Exercises to complete
1. What was the Belgian Congo called at the time, according to the article on Roger Casement?
2. Translate this sentence from the article on Roger Casement into Spanish: "This brilliant campaign moved beyond the writing of indignant letters to the Times (or one’s local newspaper)."

Article
• • • • • • •

Roger Casement, the subject of Jordan Goodman’s The Devil and Mr. Casement, was a leader in the modern human rights movement.

Roger Casement was a giant in the modern human rights movement that emerged in the twentieth century. Indeed, Casement courageously, and with great determination and skill, became a major leader in two of the first genuine human rights campaigns in this time.
The first was an investigation of King Leopold of Belgium’s misrule in the Belgian Congo, then called nonsensically the “Congo Free State”. Casement’s 1904 Report was the vital first step in an impressive international campaign to end human rights abuses against African slave labour in the lucrative exploitation of rubber and other natural resources. This brilliant campaign moved beyond the writing of indignant letters to the Times (or one’s local newspaper). It started with Casement visiting the Congo, engaging in field research, and interviewing victims, participants and other witnesses. Then came his detailed report.

• • • • • • •

Material
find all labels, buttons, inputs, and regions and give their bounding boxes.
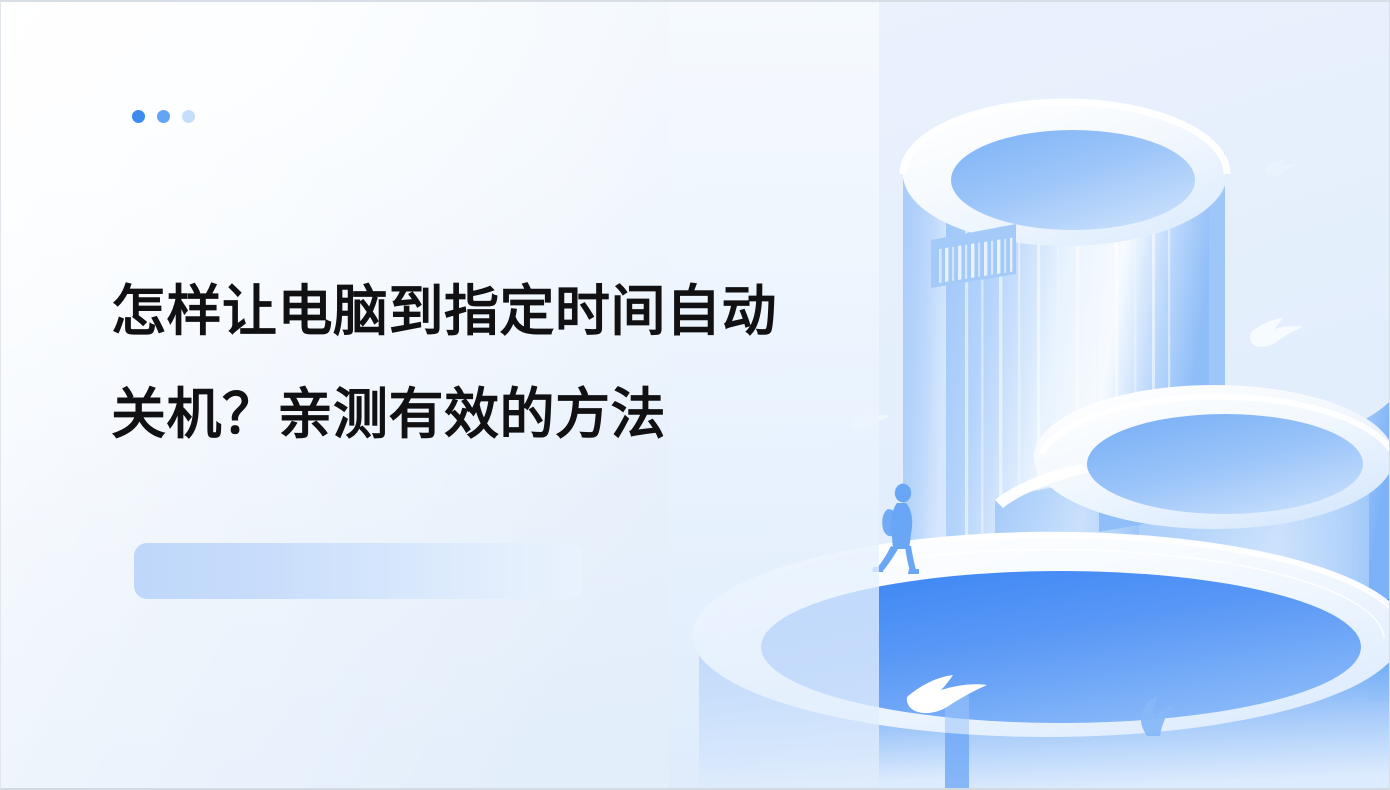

• • • • • • •

Responses by task
1. The "Congo Free State".

2. Esta brillante campaña fue más allá de escribir cartas indignadas al Times (o al periódico local de cada uno).